**Material provided:**

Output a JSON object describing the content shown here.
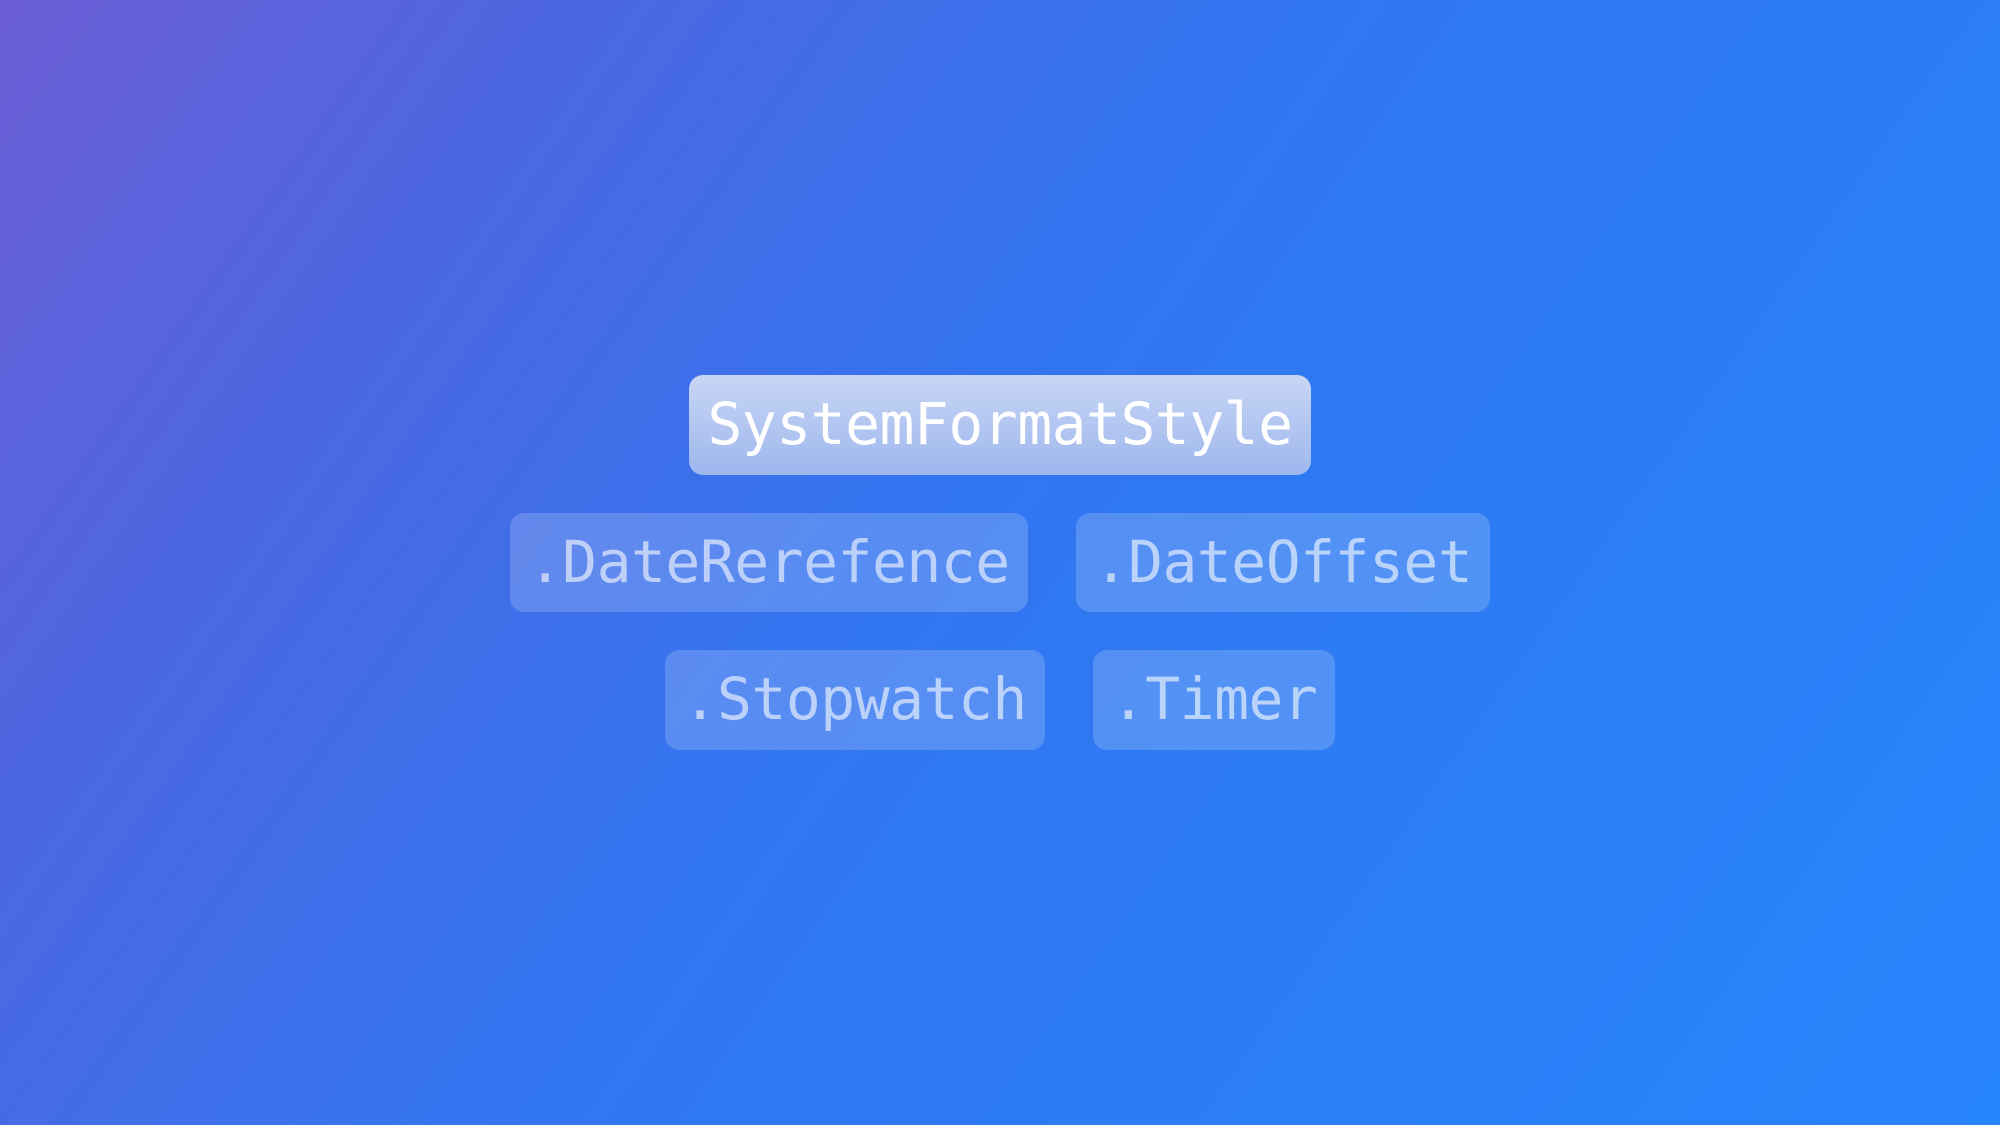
{
  "parent": {
    "label": "SystemFormatStyle"
  },
  "children_row1": [
    {
      "label": ".DateRerefence"
    },
    {
      "label": ".DateOffset"
    }
  ],
  "children_row2": [
    {
      "label": ".Stopwatch"
    },
    {
      "label": ".Timer"
    }
  ]
}
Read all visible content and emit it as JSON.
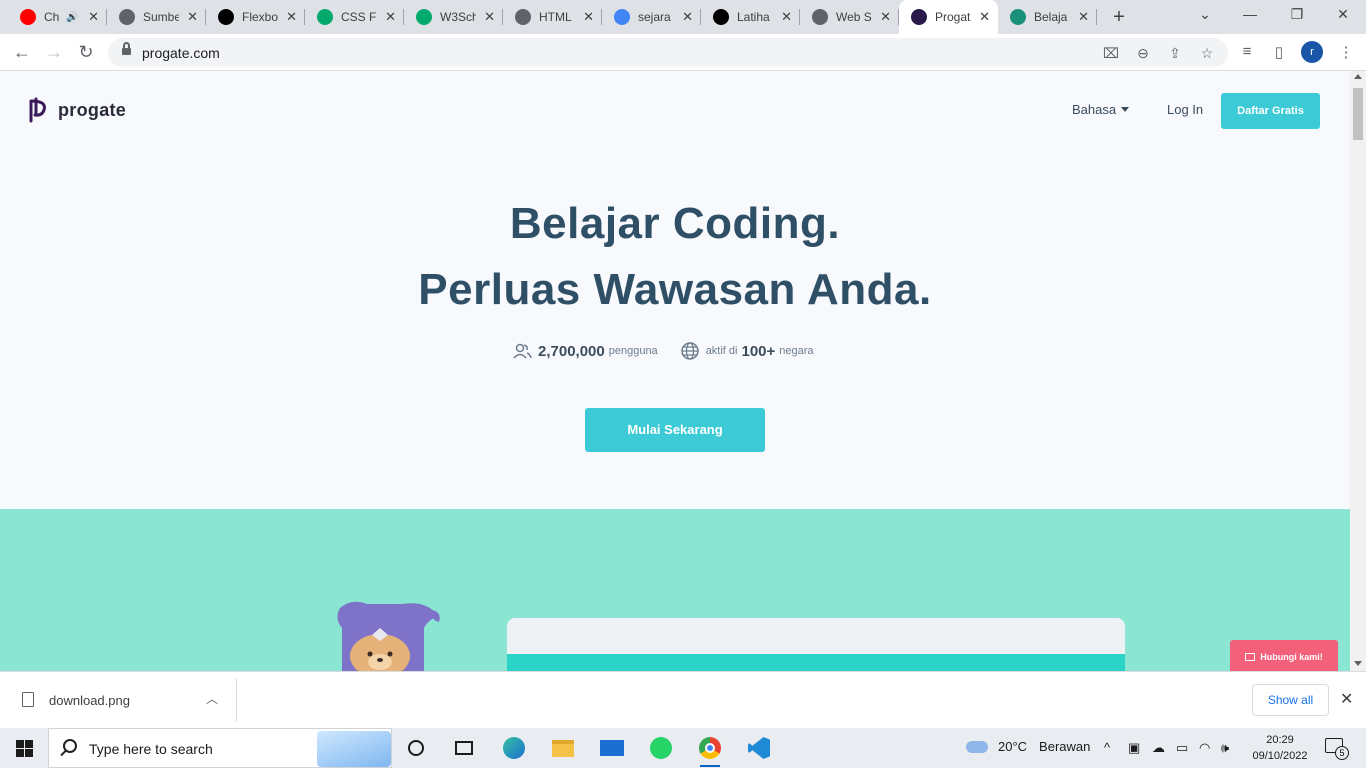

**Work required:** Repeat each entry exactly as it appears; skip any picture.

**Full solution:**
Output a JSON object describing the content shown here.
{
  "parent": {
    "label": "SystemFormatStyle"
  },
  "children_row1": [
    {
      "label": ".DateRerefence"
    },
    {
      "label": ".DateOffset"
    }
  ],
  "children_row2": [
    {
      "label": ".Stopwatch"
    },
    {
      "label": ".Timer"
    }
  ]
}
Read all visible content and emit it as JSON.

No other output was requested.